>> start Listed records

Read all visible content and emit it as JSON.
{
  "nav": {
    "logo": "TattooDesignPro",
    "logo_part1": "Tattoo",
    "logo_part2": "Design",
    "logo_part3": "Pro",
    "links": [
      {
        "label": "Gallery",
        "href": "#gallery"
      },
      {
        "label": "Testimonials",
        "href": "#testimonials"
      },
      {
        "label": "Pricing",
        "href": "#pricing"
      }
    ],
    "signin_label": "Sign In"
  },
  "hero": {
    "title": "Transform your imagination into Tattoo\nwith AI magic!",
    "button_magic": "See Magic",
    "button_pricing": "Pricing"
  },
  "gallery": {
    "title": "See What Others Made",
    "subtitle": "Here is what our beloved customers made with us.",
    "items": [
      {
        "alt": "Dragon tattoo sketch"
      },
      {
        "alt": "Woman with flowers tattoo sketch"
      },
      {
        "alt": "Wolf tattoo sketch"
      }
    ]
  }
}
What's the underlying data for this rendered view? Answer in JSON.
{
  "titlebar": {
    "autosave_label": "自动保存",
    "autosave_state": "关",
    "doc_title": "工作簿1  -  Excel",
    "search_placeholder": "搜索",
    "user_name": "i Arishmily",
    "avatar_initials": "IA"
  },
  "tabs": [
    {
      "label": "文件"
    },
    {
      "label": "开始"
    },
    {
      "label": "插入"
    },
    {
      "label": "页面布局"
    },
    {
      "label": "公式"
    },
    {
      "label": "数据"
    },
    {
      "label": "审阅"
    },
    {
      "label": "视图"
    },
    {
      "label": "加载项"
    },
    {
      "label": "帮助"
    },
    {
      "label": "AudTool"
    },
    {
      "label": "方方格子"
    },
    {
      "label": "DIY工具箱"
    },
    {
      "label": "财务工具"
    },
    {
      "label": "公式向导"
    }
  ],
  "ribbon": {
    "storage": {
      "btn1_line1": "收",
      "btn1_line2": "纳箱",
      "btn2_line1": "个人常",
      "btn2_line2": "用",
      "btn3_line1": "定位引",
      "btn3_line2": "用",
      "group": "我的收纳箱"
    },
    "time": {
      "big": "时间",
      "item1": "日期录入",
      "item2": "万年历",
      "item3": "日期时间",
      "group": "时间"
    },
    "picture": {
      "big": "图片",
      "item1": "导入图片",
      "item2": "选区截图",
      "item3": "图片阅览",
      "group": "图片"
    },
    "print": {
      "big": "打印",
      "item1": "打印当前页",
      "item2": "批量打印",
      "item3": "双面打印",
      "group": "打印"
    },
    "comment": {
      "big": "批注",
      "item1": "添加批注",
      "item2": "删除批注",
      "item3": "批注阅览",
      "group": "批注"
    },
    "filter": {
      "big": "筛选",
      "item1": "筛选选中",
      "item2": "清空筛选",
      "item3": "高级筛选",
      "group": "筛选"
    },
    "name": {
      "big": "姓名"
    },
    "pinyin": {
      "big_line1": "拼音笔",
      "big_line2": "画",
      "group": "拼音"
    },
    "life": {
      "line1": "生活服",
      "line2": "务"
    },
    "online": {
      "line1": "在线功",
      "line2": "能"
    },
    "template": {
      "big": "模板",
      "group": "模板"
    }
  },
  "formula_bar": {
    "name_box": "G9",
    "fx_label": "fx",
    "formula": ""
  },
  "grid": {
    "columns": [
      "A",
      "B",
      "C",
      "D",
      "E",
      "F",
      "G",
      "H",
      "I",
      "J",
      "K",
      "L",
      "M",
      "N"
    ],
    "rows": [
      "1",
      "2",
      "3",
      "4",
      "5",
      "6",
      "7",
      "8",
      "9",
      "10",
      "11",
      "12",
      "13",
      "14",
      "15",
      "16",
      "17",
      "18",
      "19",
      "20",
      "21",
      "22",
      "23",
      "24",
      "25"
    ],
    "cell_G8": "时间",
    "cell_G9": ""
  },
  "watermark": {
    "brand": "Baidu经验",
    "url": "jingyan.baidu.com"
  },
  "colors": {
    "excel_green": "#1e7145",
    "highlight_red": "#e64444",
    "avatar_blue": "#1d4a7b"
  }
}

>> end Listed records

[What is needed] Repeat all of the entries exactly.

[Complete output]
Read all visible content and emit it as JSON.
{
  "nav": {
    "logo": "TattooDesignPro",
    "logo_part1": "Tattoo",
    "logo_part2": "Design",
    "logo_part3": "Pro",
    "links": [
      {
        "label": "Gallery",
        "href": "#gallery"
      },
      {
        "label": "Testimonials",
        "href": "#testimonials"
      },
      {
        "label": "Pricing",
        "href": "#pricing"
      }
    ],
    "signin_label": "Sign In"
  },
  "hero": {
    "title": "Transform your imagination into Tattoo\nwith AI magic!",
    "button_magic": "See Magic",
    "button_pricing": "Pricing"
  },
  "gallery": {
    "title": "See What Others Made",
    "subtitle": "Here is what our beloved customers made with us.",
    "items": [
      {
        "alt": "Dragon tattoo sketch"
      },
      {
        "alt": "Woman with flowers tattoo sketch"
      },
      {
        "alt": "Wolf tattoo sketch"
      }
    ]
  }
}
What's the underlying data for this rendered view? Answer in JSON.
{
  "titlebar": {
    "autosave_label": "自动保存",
    "autosave_state": "关",
    "doc_title": "工作簿1  -  Excel",
    "search_placeholder": "搜索",
    "user_name": "i Arishmily",
    "avatar_initials": "IA"
  },
  "tabs": [
    {
      "label": "文件"
    },
    {
      "label": "开始"
    },
    {
      "label": "插入"
    },
    {
      "label": "页面布局"
    },
    {
      "label": "公式"
    },
    {
      "label": "数据"
    },
    {
      "label": "审阅"
    },
    {
      "label": "视图"
    },
    {
      "label": "加载项"
    },
    {
      "label": "帮助"
    },
    {
      "label": "AudTool"
    },
    {
      "label": "方方格子"
    },
    {
      "label": "DIY工具箱"
    },
    {
      "label": "财务工具"
    },
    {
      "label": "公式向导"
    }
  ],
  "ribbon": {
    "storage": {
      "btn1_line1": "收",
      "btn1_line2": "纳箱",
      "btn2_line1": "个人常",
      "btn2_line2": "用",
      "btn3_line1": "定位引",
      "btn3_line2": "用",
      "group": "我的收纳箱"
    },
    "time": {
      "big": "时间",
      "item1": "日期录入",
      "item2": "万年历",
      "item3": "日期时间",
      "group": "时间"
    },
    "picture": {
      "big": "图片",
      "item1": "导入图片",
      "item2": "选区截图",
      "item3": "图片阅览",
      "group": "图片"
    },
    "print": {
      "big": "打印",
      "item1": "打印当前页",
      "item2": "批量打印",
      "item3": "双面打印",
      "group": "打印"
    },
    "comment": {
      "big": "批注",
      "item1": "添加批注",
      "item2": "删除批注",
      "item3": "批注阅览",
      "group": "批注"
    },
    "filter": {
      "big": "筛选",
      "item1": "筛选选中",
      "item2": "清空筛选",
      "item3": "高级筛选",
      "group": "筛选"
    },
    "name": {
      "big": "姓名"
    },
    "pinyin": {
      "big_line1": "拼音笔",
      "big_line2": "画",
      "group": "拼音"
    },
    "life": {
      "line1": "生活服",
      "line2": "务"
    },
    "online": {
      "line1": "在线功",
      "line2": "能"
    },
    "template": {
      "big": "模板",
      "group": "模板"
    }
  },
  "formula_bar": {
    "name_box": "G9",
    "fx_label": "fx",
    "formula": ""
  },
  "grid": {
    "columns": [
      "A",
      "B",
      "C",
      "D",
      "E",
      "F",
      "G",
      "H",
      "I",
      "J",
      "K",
      "L",
      "M",
      "N"
    ],
    "rows": [
      "1",
      "2",
      "3",
      "4",
      "5",
      "6",
      "7",
      "8",
      "9",
      "10",
      "11",
      "12",
      "13",
      "14",
      "15",
      "16",
      "17",
      "18",
      "19",
      "20",
      "21",
      "22",
      "23",
      "24",
      "25"
    ],
    "cell_G8": "时间",
    "cell_G9": ""
  },
  "watermark": {
    "brand": "Baidu经验",
    "url": "jingyan.baidu.com"
  },
  "colors": {
    "excel_green": "#1e7145",
    "highlight_red": "#e64444",
    "avatar_blue": "#1d4a7b"
  }
}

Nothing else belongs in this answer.